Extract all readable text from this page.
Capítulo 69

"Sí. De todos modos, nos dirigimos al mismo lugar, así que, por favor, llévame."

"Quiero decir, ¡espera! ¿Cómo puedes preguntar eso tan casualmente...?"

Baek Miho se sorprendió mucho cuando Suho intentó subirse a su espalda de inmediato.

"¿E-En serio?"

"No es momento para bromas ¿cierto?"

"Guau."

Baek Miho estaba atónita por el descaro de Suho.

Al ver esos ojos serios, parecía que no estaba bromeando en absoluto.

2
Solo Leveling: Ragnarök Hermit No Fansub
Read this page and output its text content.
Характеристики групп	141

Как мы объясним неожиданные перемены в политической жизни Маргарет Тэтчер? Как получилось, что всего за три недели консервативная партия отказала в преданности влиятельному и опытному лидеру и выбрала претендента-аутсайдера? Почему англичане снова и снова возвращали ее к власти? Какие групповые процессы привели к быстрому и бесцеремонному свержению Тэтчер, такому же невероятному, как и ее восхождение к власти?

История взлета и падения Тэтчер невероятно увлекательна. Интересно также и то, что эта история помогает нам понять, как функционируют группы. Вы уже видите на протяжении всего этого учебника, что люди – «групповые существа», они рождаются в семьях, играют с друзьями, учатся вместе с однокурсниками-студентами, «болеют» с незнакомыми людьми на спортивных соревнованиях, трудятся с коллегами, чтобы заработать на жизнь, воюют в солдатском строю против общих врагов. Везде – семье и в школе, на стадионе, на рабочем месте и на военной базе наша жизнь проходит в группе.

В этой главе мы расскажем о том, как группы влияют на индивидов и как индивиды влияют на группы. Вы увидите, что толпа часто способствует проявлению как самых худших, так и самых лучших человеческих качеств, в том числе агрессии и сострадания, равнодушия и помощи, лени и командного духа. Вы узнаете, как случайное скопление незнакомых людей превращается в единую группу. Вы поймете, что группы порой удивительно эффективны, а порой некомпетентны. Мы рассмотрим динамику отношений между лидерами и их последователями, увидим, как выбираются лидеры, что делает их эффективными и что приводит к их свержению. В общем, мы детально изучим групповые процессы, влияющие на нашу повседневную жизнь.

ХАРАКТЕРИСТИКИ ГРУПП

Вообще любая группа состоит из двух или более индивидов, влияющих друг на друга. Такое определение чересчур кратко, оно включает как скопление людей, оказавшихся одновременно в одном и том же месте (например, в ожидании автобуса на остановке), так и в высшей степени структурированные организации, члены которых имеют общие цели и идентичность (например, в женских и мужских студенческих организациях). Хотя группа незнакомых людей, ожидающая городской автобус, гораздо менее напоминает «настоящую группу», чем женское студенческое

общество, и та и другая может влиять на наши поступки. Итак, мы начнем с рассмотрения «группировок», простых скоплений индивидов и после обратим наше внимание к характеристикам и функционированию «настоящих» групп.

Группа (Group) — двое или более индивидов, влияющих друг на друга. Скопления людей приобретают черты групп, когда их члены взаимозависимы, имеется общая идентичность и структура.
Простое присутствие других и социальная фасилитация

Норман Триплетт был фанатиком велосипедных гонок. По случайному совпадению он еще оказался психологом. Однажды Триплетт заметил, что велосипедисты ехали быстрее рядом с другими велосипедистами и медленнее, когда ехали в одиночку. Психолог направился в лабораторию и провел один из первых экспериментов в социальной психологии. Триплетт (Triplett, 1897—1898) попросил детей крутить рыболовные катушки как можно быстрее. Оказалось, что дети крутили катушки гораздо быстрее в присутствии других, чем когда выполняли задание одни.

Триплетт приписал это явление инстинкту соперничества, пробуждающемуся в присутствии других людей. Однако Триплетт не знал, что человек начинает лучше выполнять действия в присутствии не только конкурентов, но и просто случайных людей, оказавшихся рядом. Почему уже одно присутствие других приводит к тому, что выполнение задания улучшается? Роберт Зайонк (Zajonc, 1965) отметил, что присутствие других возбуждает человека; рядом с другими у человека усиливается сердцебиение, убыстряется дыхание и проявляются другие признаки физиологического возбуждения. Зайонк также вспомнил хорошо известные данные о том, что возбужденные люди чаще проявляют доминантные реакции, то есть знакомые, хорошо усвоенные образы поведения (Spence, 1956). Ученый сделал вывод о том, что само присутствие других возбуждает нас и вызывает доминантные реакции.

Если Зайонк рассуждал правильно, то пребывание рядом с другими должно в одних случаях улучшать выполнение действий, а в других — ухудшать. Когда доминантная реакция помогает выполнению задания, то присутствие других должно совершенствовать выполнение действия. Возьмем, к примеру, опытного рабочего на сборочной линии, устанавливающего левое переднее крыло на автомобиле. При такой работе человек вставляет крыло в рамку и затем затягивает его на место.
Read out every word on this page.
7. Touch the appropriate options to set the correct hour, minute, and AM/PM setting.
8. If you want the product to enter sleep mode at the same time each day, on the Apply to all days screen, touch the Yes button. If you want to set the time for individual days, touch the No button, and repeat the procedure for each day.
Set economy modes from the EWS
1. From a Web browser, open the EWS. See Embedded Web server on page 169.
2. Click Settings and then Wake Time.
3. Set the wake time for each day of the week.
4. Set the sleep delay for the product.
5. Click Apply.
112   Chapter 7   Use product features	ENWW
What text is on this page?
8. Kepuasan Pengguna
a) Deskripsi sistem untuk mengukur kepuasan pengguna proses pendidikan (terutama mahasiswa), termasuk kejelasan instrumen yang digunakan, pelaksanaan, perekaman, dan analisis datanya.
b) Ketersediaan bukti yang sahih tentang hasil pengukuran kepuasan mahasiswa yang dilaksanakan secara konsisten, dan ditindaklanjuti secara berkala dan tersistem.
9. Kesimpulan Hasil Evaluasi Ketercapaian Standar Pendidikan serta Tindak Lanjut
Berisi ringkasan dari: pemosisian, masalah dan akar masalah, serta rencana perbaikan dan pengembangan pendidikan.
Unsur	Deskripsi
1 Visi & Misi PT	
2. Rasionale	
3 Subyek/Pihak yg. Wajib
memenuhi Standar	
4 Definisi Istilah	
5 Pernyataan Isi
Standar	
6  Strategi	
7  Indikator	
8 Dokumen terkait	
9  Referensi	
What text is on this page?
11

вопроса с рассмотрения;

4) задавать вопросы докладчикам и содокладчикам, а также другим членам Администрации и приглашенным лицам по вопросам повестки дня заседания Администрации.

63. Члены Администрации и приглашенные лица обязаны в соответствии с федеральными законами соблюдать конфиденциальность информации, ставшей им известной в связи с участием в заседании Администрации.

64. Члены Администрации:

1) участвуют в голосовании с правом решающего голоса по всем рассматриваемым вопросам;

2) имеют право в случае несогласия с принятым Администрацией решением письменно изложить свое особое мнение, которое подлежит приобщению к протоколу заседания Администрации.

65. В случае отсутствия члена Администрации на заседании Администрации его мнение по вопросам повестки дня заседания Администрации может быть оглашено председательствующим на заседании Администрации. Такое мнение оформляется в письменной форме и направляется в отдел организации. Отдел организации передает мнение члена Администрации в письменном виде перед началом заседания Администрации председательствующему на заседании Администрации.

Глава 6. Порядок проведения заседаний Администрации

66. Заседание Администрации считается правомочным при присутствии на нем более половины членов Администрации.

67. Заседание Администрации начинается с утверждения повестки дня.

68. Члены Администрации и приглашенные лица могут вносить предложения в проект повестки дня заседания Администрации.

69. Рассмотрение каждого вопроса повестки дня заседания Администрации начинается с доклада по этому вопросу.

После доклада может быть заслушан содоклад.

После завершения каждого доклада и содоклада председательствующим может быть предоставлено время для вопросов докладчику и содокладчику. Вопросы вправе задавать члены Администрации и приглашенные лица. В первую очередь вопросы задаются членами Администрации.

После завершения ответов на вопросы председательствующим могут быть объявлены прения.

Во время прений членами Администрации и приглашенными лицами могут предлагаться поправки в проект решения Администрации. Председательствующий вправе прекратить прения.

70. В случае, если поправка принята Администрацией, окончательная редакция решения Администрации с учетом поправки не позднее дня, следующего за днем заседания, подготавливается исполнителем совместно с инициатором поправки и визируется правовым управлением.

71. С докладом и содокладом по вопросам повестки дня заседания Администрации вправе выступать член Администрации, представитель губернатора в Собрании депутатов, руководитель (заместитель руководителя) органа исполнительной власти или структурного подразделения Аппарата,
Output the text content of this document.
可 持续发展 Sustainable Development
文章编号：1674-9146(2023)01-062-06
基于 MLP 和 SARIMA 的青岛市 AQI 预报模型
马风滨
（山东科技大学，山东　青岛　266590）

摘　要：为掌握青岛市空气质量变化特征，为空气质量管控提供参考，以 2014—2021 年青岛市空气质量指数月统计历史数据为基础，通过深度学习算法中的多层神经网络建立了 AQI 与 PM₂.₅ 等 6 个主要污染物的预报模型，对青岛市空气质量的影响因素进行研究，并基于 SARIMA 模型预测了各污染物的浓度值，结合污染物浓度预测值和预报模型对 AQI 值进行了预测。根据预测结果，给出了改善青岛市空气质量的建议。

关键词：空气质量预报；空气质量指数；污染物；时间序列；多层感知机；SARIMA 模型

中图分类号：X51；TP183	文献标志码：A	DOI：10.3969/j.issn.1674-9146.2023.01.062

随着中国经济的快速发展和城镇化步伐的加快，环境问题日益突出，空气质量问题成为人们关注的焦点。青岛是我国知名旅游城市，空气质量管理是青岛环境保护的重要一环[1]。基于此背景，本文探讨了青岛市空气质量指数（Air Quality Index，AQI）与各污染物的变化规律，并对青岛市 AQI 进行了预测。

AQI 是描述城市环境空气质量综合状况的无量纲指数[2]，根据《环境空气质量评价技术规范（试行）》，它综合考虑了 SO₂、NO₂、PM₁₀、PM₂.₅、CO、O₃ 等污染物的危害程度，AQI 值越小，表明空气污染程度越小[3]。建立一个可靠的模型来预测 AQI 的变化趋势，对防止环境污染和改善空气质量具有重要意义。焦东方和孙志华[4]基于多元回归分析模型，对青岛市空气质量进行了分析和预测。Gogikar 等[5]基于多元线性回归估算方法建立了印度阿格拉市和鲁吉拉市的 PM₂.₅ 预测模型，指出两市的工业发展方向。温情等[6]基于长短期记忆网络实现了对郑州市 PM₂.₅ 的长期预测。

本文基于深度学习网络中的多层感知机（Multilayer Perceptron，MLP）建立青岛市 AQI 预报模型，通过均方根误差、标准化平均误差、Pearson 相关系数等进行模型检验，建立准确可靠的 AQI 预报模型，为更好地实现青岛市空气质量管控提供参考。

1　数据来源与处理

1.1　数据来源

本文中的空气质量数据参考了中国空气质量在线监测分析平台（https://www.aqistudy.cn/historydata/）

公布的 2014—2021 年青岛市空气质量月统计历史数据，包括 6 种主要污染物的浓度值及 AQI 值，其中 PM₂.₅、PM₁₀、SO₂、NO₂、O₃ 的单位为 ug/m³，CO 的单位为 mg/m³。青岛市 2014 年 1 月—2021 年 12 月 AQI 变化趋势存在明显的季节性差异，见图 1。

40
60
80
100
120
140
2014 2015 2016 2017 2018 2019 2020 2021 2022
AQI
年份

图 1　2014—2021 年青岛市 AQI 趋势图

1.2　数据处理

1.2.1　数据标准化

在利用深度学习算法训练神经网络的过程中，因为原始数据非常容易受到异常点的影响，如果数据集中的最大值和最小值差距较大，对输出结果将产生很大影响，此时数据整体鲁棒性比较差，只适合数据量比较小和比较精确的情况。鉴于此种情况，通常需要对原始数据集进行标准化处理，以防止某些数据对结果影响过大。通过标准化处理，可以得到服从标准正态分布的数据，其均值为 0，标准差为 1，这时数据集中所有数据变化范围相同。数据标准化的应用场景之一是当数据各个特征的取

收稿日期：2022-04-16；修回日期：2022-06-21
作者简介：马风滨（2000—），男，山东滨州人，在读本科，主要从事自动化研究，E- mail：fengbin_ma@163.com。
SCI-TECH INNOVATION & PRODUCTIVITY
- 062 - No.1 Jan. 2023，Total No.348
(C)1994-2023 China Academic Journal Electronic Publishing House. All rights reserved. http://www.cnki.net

Work required:
From the entries above, copy out every line where the string "прения" appears.

Answer to this task:
После завершения ответов на вопросы председательствующим могут быть объявлены прения.
Во время прений членами Администрации и приглашенными лицами могут предлагаться поправки в проект решения Администрации. Председательствующий вправе прекратить прения.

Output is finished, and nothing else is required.